*** MATERIAL FOR THE TASK

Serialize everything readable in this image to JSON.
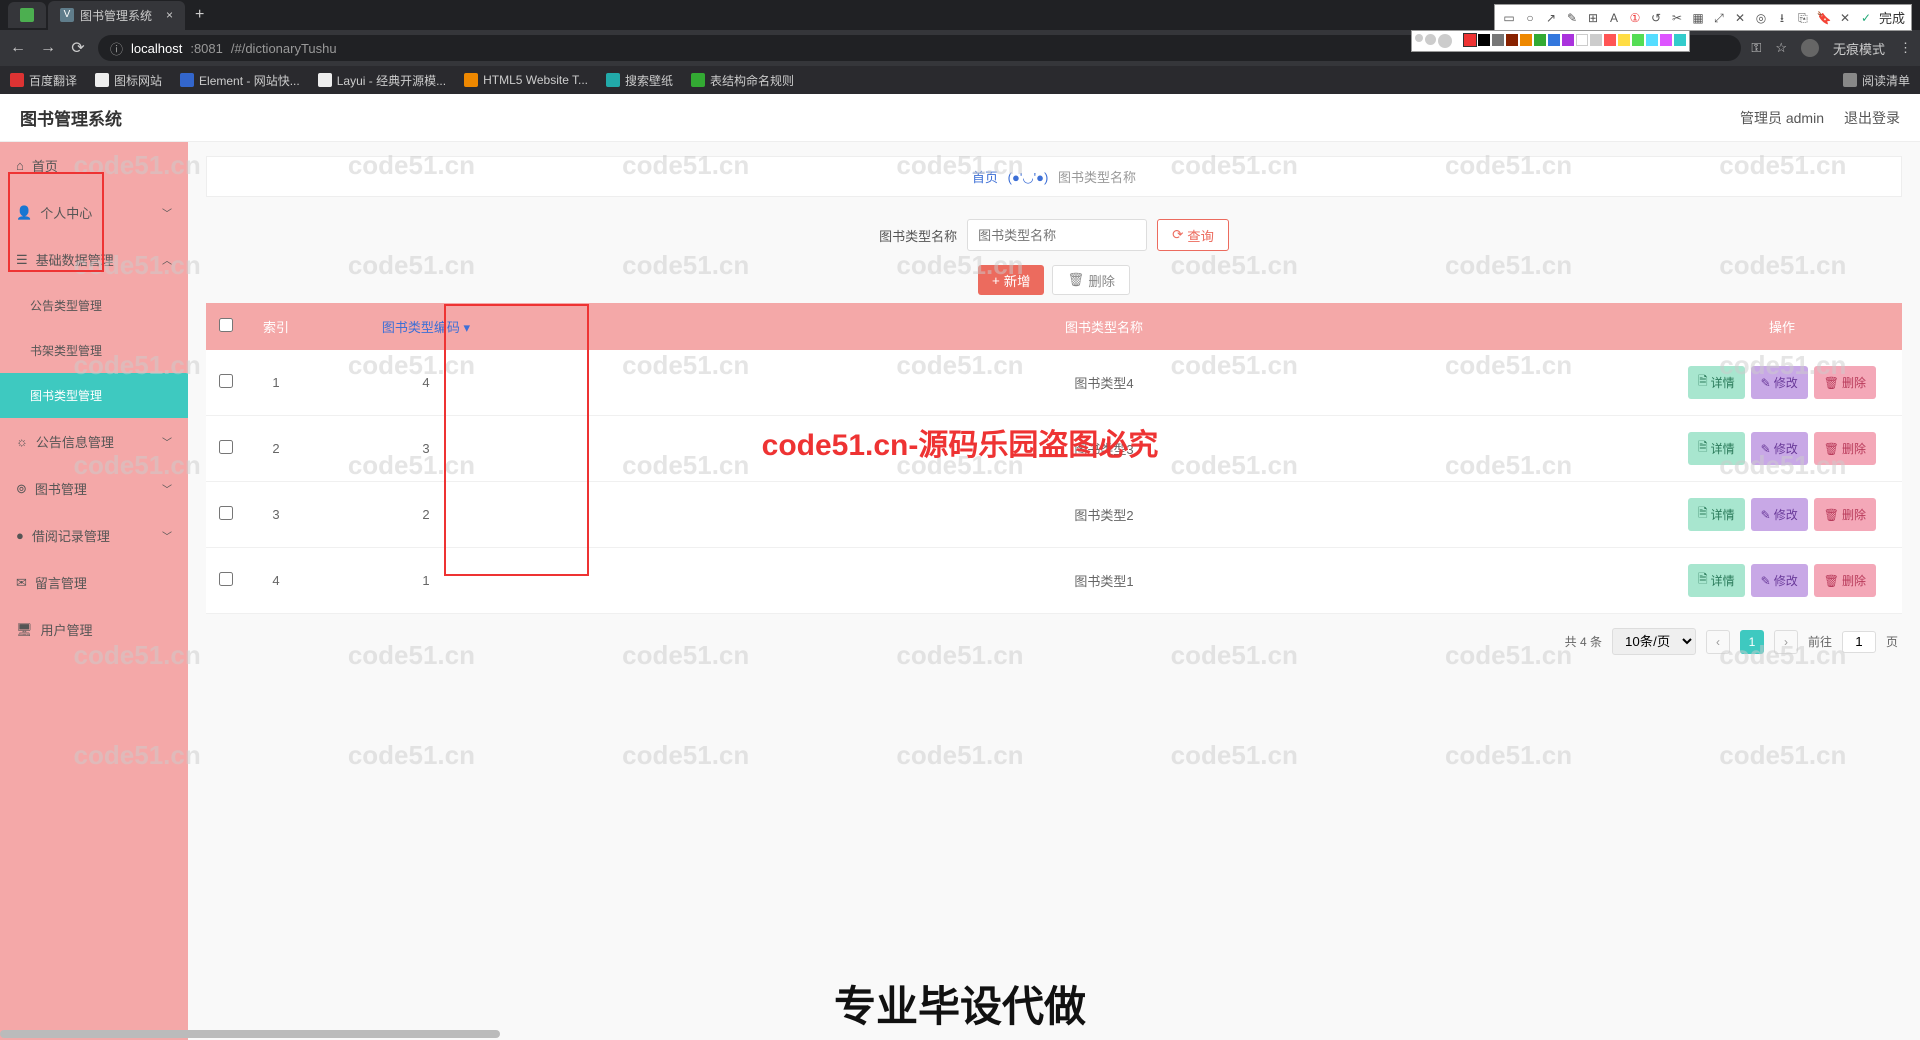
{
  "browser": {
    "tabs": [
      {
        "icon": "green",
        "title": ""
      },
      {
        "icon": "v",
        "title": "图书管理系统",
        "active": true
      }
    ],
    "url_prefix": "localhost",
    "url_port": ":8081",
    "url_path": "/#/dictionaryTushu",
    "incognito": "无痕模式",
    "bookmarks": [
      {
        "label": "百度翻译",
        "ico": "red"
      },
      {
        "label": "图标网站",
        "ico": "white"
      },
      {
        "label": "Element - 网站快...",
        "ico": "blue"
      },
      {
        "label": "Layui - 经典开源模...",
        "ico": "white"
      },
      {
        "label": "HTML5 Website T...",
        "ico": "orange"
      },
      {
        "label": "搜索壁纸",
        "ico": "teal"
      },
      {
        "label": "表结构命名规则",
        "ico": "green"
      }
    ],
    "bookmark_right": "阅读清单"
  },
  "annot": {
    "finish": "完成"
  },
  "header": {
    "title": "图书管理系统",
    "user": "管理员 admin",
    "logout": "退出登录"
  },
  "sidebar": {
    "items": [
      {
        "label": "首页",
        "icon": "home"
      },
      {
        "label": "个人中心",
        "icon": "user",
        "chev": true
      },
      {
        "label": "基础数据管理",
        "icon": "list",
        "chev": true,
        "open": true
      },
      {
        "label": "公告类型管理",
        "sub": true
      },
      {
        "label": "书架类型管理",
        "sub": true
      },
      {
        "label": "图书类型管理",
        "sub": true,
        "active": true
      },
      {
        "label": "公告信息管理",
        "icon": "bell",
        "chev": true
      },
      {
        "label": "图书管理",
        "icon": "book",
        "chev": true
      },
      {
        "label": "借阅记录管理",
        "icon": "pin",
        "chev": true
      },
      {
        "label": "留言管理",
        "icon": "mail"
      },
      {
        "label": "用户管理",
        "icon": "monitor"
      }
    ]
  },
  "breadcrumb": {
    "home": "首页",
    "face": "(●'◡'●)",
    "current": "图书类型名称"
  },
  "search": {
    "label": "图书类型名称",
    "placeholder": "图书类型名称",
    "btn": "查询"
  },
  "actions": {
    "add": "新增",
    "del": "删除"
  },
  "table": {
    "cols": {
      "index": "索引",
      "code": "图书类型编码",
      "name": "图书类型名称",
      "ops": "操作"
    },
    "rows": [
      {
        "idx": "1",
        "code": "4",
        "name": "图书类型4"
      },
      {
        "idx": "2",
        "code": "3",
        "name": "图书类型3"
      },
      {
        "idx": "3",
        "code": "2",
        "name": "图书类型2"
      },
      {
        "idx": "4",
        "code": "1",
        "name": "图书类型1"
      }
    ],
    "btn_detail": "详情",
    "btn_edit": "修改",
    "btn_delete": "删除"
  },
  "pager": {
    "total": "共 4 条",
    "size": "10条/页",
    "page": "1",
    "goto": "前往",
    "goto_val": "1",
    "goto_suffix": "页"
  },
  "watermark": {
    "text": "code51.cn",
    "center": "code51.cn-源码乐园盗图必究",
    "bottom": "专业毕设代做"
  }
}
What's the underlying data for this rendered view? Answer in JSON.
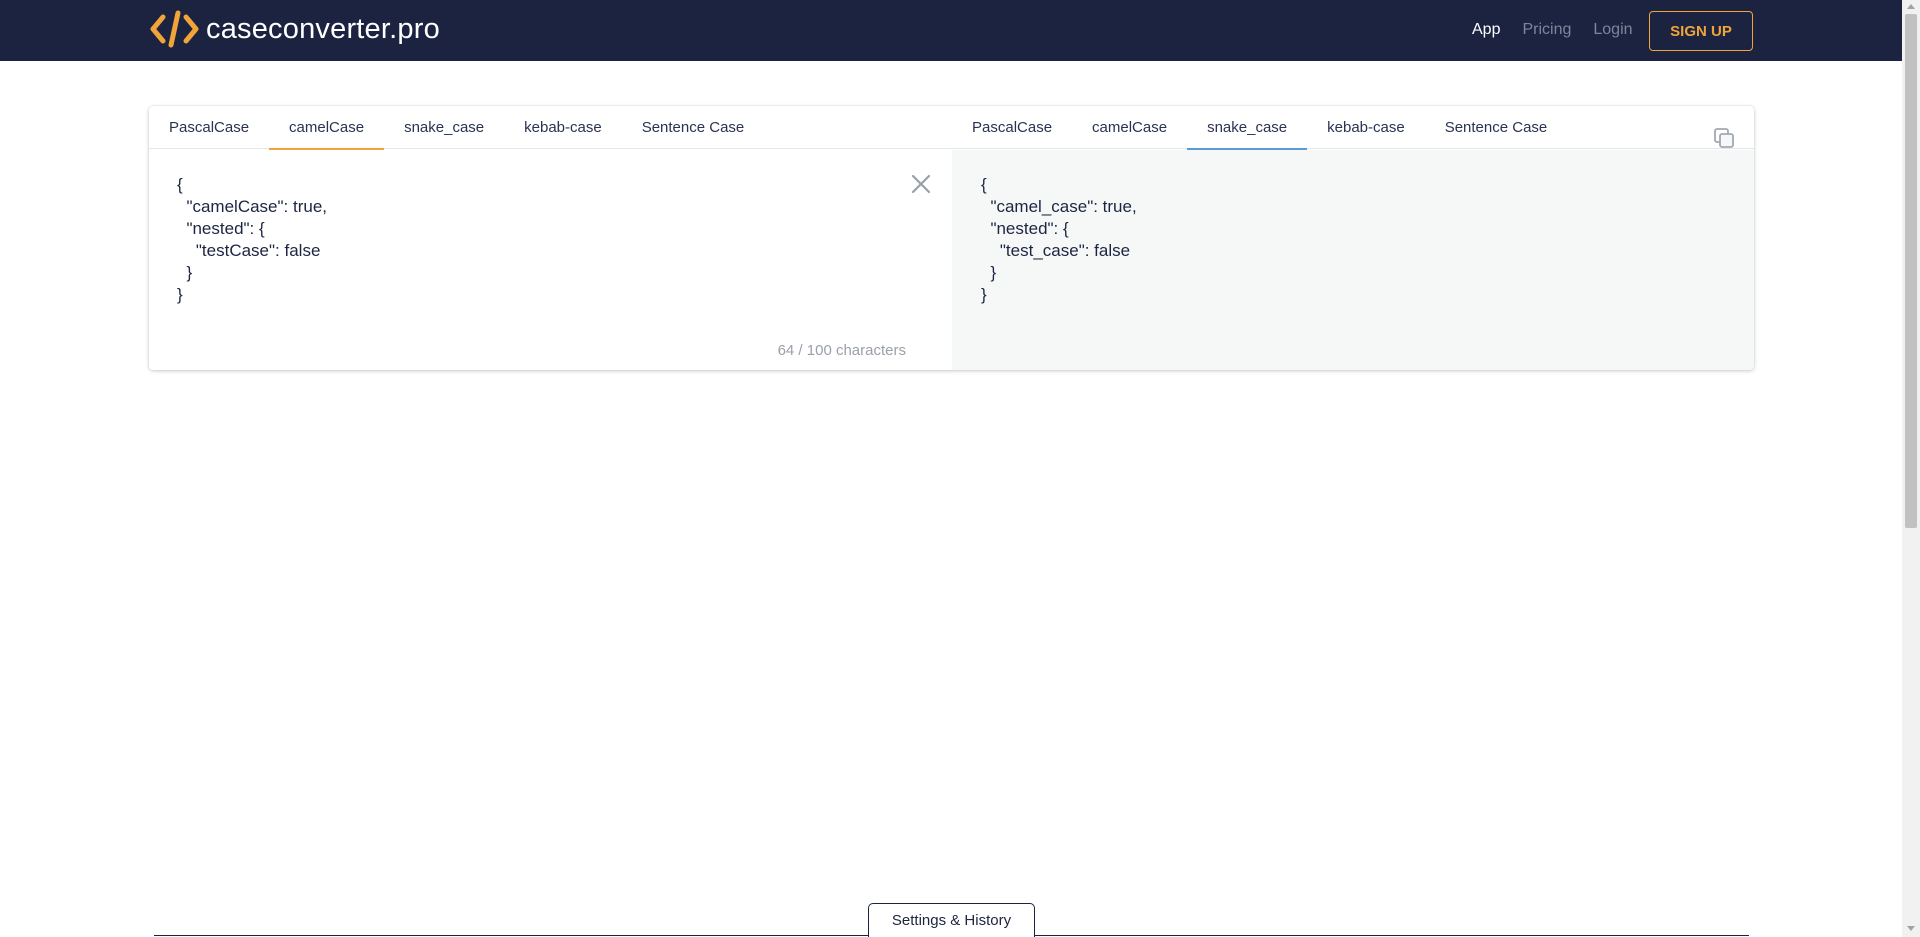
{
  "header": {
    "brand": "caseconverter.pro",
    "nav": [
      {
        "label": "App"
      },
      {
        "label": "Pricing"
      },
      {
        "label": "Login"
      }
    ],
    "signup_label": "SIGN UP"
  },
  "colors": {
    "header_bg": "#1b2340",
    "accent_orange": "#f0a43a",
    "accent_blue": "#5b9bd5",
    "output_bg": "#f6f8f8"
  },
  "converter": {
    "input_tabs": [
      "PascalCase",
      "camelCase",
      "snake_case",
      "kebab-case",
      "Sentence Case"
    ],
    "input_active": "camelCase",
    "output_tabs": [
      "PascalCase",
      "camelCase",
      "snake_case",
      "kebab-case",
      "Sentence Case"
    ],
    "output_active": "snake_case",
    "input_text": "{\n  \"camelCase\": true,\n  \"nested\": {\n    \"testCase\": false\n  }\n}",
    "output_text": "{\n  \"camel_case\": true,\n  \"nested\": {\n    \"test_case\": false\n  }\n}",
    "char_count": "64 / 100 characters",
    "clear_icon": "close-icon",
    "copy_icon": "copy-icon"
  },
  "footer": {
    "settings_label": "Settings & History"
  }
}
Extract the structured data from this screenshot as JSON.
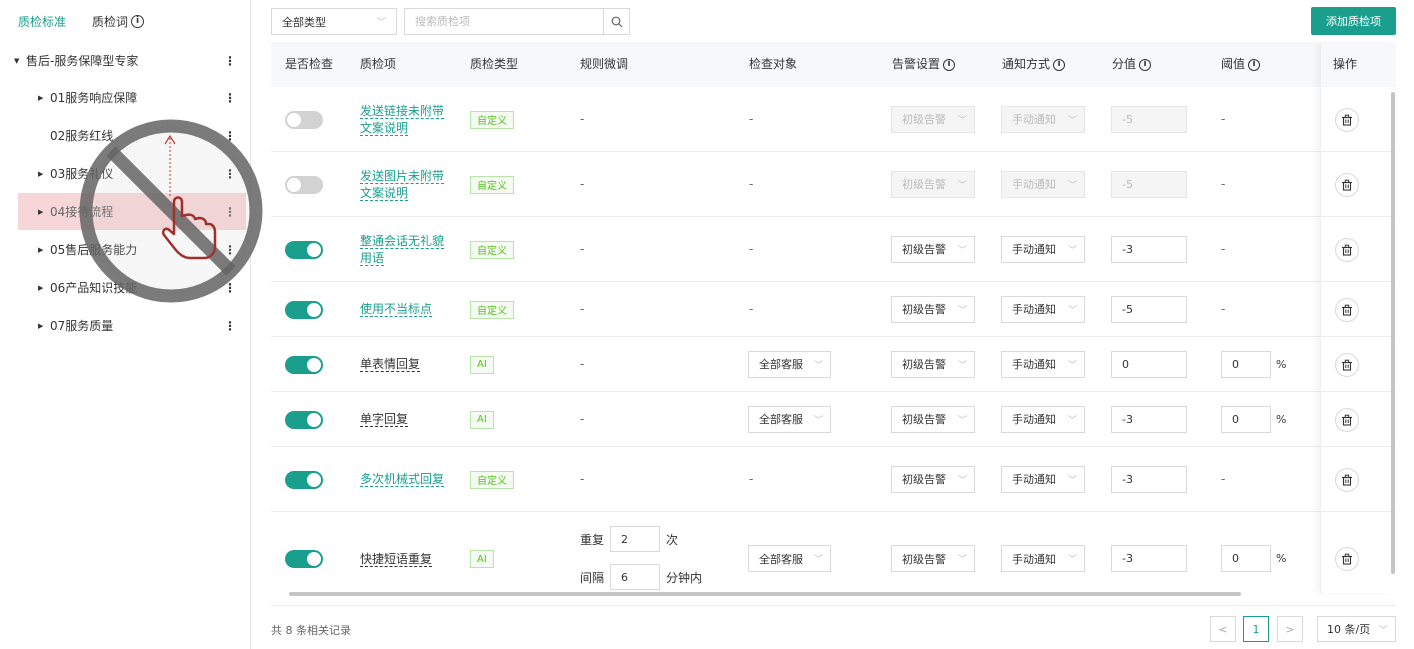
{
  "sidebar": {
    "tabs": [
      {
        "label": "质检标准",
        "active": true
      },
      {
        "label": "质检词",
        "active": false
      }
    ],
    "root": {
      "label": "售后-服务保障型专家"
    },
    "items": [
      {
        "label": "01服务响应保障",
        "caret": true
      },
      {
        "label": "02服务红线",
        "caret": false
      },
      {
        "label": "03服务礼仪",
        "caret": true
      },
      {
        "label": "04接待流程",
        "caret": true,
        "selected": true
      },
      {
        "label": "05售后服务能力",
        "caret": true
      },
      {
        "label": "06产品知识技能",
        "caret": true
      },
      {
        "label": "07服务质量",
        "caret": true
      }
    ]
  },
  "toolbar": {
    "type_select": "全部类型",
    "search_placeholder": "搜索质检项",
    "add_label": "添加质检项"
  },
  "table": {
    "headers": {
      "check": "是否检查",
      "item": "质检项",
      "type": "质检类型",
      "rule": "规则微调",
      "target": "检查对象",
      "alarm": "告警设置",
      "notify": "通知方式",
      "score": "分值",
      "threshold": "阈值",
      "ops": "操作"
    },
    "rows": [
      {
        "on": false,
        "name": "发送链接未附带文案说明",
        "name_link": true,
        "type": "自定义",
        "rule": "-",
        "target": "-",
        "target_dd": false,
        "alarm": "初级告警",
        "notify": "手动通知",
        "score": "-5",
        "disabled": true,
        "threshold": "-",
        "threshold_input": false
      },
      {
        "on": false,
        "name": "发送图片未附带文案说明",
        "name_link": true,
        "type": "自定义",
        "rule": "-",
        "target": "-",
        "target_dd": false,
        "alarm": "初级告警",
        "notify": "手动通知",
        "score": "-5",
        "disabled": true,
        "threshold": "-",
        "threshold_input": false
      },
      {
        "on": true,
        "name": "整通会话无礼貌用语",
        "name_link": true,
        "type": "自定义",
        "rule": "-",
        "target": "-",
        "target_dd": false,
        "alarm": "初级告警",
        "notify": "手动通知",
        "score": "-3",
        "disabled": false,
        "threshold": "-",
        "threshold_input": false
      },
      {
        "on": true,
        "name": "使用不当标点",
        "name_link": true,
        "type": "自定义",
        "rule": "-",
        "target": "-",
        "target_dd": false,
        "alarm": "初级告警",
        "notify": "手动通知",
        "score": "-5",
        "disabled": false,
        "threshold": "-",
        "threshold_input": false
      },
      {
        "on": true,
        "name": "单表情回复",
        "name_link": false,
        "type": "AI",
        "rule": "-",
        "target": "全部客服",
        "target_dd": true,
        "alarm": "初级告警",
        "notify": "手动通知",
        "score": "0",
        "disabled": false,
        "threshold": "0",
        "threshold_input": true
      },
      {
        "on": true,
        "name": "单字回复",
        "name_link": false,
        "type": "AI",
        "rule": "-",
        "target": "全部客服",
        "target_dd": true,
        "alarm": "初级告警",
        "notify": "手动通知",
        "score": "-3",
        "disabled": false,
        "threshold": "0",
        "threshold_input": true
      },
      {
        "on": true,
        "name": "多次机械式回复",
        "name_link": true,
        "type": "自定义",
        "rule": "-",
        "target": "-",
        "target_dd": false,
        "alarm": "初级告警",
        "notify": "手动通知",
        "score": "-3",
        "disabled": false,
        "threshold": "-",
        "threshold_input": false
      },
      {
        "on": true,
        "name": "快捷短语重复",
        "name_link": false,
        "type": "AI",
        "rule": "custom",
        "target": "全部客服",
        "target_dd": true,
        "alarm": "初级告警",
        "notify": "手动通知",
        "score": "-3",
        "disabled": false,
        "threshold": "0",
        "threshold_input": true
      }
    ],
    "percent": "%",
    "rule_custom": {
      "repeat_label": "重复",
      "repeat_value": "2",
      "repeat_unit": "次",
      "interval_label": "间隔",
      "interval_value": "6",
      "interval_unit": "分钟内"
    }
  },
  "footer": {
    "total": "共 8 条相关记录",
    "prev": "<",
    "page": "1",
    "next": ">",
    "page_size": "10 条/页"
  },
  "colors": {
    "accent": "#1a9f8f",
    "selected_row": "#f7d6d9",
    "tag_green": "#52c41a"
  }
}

******

» WRITTEN INSTRUCTION: Your task is to gather every line with the word "this" and copy it.

» TASK ANSWER:
Serialize everything readable in this image to JSON.
What's the underlying data for this rendered view? Answer in JSON.
Extract the structured data from this screenshot as JSON.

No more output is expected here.